===== Given information =====

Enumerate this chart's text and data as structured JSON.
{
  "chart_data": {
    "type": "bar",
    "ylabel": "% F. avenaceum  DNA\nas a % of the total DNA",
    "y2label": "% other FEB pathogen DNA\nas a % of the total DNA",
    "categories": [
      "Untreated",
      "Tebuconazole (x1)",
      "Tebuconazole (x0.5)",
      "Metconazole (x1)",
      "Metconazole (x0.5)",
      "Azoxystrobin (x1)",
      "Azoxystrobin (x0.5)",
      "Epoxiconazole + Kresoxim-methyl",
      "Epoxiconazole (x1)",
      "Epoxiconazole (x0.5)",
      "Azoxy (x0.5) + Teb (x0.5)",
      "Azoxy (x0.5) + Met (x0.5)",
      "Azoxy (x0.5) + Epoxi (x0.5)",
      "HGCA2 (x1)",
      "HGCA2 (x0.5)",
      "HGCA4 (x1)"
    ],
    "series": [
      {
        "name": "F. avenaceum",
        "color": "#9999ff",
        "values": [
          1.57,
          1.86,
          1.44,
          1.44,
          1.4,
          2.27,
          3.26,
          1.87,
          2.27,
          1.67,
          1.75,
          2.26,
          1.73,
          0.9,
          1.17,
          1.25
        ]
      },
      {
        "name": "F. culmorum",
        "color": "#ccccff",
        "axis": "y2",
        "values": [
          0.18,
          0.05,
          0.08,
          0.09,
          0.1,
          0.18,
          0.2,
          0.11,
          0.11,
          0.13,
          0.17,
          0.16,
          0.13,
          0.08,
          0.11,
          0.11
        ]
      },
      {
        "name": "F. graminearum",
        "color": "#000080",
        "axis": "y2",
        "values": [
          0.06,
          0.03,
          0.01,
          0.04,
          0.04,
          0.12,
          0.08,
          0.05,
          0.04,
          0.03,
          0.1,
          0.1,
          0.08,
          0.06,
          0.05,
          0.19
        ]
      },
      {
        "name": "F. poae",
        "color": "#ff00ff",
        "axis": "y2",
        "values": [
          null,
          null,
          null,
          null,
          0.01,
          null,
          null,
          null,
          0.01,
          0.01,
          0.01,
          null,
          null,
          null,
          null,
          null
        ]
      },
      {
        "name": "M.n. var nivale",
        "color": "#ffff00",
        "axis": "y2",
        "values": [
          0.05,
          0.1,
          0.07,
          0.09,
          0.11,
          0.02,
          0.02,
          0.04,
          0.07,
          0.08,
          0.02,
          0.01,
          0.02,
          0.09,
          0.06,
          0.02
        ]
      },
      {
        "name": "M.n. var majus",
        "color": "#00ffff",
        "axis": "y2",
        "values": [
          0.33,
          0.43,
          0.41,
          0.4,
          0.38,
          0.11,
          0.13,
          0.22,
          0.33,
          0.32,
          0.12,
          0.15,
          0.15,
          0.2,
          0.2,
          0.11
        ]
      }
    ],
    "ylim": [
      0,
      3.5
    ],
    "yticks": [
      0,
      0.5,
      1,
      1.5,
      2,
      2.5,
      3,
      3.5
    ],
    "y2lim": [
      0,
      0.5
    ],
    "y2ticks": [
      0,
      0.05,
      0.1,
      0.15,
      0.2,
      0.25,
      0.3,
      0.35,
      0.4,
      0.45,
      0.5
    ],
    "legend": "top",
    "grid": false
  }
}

=====

Would you show every line in the data above that contains the string "avenaceum"?

    "ylabel": "% F. avenaceum  DNA\nas a % of the total DNA",
        "name": "F. avenaceum",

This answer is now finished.